(Items from a figure collection)
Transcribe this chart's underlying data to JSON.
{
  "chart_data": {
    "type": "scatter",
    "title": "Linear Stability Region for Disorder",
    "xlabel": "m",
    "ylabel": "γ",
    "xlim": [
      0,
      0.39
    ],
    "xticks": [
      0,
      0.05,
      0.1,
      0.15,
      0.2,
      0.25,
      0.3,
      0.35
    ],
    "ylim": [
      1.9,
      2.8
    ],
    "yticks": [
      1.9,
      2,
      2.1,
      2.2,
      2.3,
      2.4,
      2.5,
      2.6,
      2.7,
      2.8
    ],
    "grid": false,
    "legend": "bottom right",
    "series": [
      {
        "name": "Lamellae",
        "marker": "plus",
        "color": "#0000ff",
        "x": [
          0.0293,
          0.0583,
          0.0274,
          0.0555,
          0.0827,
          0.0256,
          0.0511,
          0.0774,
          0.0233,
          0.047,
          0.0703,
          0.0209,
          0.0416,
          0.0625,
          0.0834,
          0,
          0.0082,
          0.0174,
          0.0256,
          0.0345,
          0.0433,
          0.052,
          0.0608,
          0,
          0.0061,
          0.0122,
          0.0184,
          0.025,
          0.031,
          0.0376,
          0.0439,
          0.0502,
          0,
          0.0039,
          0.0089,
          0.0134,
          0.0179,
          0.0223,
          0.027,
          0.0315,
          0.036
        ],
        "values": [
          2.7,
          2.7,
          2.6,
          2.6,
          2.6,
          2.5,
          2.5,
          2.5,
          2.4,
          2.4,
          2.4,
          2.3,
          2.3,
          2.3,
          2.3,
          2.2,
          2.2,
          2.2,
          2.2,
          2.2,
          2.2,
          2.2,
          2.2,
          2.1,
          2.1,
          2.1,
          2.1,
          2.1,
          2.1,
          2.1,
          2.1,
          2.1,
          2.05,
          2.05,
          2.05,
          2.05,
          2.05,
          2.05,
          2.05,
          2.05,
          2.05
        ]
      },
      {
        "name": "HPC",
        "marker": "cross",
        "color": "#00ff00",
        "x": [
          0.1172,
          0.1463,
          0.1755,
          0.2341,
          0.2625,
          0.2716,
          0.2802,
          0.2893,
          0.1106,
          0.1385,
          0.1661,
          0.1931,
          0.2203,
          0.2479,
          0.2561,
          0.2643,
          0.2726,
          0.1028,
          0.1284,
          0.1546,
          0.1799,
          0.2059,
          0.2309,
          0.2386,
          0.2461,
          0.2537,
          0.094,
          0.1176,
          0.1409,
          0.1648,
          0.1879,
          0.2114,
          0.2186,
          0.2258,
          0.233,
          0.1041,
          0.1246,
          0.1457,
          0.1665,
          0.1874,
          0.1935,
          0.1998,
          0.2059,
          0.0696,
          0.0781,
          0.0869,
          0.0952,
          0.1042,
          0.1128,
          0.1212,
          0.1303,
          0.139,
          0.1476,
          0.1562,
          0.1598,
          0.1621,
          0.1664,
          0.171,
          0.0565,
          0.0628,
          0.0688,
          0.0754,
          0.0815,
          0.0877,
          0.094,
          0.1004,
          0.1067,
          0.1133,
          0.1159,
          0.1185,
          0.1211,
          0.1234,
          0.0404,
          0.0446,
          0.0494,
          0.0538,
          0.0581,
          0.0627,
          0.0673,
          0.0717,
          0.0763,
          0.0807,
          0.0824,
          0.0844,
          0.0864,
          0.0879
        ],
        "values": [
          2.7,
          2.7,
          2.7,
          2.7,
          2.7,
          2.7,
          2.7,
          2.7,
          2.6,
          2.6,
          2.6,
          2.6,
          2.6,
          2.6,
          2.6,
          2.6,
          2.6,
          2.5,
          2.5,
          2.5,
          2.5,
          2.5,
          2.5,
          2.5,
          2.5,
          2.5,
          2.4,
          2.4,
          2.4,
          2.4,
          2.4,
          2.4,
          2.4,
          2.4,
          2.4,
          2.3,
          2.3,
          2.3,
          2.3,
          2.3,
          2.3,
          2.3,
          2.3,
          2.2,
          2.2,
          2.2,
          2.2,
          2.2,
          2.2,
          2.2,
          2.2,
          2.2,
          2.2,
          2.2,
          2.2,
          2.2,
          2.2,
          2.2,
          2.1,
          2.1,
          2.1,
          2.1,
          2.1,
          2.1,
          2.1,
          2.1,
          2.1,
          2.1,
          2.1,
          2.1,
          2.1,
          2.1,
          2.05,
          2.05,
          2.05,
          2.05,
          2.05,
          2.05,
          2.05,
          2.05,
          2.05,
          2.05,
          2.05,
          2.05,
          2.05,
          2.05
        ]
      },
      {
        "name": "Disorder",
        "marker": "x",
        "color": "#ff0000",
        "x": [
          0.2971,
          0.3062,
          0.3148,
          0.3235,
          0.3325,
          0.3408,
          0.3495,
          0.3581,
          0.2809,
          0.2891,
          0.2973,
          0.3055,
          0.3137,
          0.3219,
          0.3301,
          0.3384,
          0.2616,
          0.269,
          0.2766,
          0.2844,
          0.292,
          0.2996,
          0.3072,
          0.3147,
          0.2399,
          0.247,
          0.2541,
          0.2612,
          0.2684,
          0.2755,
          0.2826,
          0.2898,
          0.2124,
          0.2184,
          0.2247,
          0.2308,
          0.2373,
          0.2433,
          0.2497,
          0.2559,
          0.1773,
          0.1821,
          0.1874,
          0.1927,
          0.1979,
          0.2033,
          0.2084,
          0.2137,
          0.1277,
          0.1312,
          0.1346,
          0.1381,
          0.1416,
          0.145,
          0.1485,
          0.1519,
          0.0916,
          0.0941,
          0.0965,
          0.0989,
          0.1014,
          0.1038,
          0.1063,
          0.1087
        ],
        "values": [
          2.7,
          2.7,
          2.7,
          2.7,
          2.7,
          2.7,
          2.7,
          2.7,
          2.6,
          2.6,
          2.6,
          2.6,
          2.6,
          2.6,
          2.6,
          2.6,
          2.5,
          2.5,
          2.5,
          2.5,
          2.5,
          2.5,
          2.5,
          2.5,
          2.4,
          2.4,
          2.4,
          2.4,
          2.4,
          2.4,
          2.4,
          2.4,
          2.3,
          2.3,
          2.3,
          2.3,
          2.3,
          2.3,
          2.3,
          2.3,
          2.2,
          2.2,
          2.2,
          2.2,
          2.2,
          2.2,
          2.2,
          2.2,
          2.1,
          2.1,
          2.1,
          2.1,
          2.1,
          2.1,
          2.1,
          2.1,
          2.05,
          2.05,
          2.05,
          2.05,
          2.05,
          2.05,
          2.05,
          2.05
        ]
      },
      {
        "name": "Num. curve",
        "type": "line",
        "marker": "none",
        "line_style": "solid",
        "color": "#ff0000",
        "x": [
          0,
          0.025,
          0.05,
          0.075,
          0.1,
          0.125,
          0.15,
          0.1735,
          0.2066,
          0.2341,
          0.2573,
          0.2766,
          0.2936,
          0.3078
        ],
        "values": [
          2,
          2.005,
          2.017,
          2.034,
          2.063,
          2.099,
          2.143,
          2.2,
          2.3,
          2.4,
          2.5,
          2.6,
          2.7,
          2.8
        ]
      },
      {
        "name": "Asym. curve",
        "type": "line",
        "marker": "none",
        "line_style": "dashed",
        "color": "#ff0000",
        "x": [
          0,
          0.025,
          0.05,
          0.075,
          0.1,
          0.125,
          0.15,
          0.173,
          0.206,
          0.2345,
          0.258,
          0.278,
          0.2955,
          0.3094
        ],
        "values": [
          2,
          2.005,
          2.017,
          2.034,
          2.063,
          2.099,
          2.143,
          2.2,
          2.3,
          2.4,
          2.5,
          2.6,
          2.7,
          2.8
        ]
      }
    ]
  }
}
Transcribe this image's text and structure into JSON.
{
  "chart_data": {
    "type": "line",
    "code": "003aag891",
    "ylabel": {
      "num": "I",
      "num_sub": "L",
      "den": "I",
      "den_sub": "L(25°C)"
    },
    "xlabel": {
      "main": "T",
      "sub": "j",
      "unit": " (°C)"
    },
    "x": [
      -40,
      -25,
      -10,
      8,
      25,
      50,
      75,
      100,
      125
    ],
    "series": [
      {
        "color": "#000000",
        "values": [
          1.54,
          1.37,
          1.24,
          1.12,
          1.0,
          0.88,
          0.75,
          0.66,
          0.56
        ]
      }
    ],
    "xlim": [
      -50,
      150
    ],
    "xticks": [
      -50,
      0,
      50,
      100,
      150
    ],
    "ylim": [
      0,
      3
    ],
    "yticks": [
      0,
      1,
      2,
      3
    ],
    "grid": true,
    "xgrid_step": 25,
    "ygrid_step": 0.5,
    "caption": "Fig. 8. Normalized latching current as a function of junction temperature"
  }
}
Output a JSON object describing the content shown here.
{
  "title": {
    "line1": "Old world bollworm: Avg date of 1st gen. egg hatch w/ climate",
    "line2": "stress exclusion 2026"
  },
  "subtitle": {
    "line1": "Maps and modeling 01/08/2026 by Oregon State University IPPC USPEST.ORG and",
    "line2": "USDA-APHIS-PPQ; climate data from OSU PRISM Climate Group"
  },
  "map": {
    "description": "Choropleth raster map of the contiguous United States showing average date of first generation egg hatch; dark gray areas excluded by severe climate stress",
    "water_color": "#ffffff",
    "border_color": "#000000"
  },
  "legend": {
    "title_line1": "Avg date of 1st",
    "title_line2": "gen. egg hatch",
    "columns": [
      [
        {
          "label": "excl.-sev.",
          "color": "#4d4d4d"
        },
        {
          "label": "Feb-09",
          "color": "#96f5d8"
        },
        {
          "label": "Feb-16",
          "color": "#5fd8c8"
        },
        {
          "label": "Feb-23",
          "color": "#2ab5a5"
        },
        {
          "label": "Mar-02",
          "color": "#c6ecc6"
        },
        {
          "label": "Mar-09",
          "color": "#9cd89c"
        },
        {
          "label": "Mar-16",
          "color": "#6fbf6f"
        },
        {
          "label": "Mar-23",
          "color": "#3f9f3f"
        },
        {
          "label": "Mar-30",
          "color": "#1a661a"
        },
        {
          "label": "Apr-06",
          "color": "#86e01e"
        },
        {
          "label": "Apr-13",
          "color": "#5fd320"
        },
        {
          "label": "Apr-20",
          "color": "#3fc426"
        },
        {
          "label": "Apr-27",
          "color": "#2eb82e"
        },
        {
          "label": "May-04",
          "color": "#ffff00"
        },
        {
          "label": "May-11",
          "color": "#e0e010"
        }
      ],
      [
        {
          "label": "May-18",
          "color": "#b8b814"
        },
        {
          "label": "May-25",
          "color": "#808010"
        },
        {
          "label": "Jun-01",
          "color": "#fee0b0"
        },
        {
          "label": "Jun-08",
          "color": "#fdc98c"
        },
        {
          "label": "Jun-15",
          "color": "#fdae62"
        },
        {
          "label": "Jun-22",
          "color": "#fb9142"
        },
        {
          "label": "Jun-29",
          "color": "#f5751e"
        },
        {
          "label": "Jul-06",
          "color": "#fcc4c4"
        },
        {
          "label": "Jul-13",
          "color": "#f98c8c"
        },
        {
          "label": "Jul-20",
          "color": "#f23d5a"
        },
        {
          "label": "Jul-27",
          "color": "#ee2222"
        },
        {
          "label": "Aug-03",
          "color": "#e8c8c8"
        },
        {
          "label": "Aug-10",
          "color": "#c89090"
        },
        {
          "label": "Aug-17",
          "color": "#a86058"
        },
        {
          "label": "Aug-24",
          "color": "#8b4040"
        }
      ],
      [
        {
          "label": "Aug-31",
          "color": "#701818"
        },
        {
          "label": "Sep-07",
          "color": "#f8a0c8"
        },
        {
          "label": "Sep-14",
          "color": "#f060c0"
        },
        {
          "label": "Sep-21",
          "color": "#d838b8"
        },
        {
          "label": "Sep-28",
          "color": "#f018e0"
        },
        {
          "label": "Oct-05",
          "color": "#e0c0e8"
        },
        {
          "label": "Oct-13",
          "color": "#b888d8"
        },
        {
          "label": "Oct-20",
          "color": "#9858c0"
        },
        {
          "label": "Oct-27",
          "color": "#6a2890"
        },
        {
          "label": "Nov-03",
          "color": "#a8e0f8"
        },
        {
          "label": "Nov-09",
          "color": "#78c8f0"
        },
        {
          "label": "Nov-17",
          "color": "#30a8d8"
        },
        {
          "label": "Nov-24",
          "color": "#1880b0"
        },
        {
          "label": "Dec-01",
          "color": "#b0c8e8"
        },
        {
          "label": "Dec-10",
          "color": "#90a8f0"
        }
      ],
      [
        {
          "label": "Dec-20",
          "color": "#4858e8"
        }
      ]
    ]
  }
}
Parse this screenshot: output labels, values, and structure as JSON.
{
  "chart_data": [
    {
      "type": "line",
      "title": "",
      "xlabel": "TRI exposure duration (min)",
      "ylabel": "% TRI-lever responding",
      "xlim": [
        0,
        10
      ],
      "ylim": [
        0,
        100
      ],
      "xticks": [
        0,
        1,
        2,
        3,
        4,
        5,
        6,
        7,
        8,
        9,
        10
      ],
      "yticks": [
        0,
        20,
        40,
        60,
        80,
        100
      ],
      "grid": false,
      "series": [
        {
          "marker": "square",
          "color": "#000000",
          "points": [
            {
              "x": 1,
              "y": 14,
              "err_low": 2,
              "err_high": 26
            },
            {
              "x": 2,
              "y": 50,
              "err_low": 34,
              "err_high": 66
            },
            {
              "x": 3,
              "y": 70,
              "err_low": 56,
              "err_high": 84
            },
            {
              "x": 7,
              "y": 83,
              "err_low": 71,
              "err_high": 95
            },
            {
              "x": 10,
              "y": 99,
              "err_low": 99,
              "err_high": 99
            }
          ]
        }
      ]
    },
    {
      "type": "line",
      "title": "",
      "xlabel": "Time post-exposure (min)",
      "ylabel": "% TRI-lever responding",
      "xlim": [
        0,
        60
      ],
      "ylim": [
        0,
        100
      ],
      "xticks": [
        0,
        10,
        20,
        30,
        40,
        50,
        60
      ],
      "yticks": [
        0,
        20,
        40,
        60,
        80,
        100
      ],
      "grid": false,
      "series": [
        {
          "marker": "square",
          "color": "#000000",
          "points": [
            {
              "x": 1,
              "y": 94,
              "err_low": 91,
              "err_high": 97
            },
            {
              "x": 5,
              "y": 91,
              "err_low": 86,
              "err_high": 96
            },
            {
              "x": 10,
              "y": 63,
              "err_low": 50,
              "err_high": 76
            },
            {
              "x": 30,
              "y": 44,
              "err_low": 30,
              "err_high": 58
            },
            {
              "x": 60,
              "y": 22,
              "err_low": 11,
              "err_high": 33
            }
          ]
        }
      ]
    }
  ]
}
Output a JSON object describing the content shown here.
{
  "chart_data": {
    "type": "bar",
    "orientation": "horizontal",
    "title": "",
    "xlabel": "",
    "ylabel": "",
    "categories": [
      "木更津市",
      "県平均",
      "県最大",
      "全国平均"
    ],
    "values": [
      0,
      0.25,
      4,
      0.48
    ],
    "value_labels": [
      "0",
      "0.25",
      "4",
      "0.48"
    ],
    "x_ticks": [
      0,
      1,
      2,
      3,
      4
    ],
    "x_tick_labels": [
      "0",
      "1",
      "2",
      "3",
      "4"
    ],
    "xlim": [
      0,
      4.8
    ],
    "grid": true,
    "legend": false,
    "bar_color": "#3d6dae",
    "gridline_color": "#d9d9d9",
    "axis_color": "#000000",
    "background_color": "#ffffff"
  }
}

Directions for this task: Report only how many lines of the listing hold the word "legend".

Response to this task: 3